[start of Dataset]

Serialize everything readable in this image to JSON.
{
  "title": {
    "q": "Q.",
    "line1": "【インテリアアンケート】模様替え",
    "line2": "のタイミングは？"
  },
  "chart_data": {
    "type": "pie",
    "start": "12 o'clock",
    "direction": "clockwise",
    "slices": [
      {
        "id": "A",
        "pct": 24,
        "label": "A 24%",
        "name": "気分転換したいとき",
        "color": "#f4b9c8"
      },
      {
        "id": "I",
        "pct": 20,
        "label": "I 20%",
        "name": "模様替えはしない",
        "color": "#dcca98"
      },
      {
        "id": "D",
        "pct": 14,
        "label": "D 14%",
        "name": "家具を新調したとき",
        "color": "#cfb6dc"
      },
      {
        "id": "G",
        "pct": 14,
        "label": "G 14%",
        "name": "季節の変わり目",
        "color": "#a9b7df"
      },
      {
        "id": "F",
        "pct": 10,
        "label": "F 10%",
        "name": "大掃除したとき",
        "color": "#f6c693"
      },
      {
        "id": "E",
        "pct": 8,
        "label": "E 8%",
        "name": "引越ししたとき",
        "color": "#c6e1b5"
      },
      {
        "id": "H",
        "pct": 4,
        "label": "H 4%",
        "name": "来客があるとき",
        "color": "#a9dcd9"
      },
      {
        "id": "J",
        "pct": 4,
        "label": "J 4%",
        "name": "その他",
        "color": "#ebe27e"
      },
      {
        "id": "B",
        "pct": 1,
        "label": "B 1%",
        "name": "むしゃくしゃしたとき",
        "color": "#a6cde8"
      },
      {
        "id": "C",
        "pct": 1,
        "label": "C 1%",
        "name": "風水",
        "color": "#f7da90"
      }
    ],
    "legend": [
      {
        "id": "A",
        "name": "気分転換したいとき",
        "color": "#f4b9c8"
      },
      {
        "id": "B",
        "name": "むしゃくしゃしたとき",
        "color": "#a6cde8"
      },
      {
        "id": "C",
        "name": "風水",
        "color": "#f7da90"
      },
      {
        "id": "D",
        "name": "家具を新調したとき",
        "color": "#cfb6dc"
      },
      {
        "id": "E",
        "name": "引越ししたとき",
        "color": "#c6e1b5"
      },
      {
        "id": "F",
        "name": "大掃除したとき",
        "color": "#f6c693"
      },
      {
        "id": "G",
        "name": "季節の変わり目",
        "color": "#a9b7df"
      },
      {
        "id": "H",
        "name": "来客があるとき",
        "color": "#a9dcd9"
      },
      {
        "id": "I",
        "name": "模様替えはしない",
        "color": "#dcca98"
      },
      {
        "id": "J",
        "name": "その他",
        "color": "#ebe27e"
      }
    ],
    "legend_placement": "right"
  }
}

[end of Dataset]
[start of Dataset]

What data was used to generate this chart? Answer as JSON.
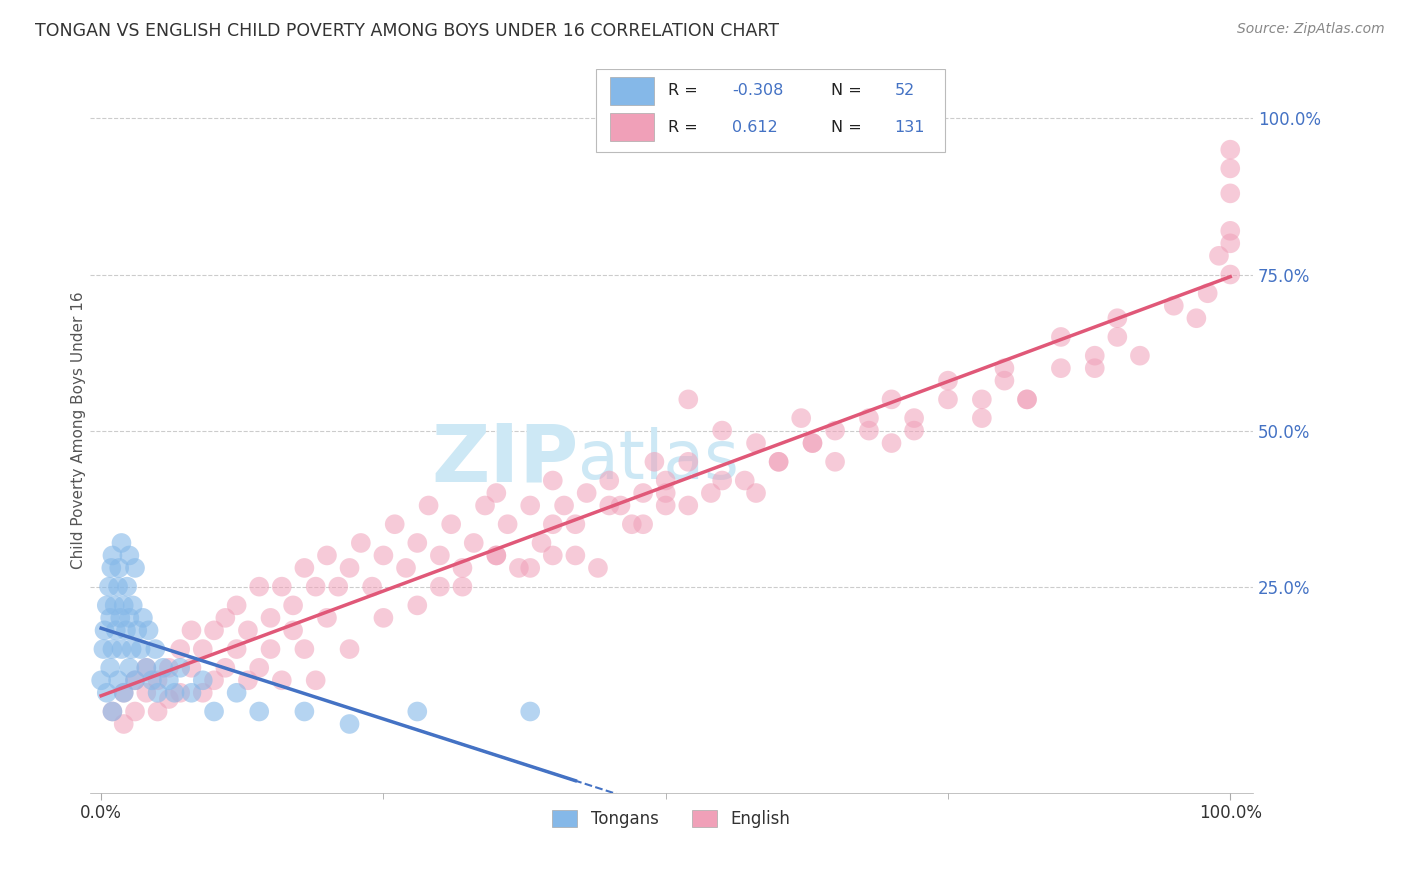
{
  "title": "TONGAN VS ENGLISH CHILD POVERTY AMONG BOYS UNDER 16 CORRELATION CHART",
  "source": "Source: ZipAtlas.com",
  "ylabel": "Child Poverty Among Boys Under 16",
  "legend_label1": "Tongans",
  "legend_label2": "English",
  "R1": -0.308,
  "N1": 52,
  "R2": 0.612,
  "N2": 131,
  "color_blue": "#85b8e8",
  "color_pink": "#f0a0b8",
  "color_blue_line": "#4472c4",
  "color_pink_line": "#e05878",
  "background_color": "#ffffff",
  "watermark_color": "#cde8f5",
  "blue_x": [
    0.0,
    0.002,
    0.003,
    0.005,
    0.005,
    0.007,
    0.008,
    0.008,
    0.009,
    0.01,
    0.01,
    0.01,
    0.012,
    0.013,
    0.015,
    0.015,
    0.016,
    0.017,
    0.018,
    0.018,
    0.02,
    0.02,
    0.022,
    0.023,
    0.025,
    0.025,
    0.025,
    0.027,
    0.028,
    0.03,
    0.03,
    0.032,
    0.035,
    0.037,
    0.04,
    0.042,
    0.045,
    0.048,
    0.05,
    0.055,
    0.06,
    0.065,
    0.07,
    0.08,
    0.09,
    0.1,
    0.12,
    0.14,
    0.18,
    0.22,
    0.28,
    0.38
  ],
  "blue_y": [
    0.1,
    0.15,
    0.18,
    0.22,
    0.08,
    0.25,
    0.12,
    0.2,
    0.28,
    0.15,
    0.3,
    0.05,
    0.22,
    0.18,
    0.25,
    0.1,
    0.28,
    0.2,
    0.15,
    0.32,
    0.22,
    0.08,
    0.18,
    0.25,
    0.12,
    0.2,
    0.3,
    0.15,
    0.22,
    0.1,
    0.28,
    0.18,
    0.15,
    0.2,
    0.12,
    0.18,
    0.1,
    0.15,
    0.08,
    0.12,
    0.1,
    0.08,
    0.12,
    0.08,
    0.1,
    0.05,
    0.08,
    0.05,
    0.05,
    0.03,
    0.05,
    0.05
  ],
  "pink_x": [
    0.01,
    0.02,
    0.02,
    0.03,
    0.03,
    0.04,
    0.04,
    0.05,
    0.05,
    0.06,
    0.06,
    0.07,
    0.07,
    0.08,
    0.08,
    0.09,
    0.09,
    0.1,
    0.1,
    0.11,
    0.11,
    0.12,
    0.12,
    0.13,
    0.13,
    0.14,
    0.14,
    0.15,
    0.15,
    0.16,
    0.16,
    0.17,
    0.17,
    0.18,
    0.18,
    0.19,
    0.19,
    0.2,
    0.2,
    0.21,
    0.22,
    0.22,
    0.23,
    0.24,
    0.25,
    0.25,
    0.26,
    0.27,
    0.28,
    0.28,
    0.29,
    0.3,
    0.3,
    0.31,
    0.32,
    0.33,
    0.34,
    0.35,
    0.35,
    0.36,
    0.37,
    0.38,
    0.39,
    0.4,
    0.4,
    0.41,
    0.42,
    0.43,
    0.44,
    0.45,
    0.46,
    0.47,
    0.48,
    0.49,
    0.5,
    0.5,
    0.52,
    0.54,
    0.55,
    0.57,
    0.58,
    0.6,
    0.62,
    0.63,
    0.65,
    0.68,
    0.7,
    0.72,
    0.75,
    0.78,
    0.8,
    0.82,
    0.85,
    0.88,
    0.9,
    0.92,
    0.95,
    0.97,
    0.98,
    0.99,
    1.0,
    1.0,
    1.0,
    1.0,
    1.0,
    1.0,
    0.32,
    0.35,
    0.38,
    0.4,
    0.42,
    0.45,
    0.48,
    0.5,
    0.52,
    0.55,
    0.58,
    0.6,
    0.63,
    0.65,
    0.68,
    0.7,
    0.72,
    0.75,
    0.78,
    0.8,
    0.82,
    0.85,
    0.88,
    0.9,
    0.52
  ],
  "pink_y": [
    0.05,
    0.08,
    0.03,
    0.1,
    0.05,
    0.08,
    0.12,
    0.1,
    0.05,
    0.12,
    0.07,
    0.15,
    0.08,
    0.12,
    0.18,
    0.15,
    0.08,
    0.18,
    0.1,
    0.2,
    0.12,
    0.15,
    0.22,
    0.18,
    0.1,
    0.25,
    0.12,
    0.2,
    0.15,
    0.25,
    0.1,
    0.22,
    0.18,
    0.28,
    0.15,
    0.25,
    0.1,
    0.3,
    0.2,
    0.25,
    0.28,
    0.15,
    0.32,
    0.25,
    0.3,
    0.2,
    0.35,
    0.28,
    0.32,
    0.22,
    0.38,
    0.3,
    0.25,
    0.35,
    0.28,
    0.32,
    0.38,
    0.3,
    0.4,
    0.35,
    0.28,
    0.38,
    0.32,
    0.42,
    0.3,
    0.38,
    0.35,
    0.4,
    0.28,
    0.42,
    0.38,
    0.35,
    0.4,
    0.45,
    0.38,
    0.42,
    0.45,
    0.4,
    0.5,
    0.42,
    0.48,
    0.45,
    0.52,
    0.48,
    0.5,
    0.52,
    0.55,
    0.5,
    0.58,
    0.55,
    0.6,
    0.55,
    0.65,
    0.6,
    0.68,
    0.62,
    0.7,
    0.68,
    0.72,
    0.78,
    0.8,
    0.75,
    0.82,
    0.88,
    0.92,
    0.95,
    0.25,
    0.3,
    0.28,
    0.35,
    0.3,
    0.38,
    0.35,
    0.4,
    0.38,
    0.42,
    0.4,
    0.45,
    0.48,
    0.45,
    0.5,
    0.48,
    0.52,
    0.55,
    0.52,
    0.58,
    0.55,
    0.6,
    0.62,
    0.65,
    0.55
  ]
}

[end of Dataset]

> _Task details_
Find the lines above holding the word "title" and show them.

> _Response to the exercise_
  "title": {
  "title": "TONGAN VS ENGLISH CHILD POVERTY AMONG BOYS UNDER 16 CORRELATION CHART",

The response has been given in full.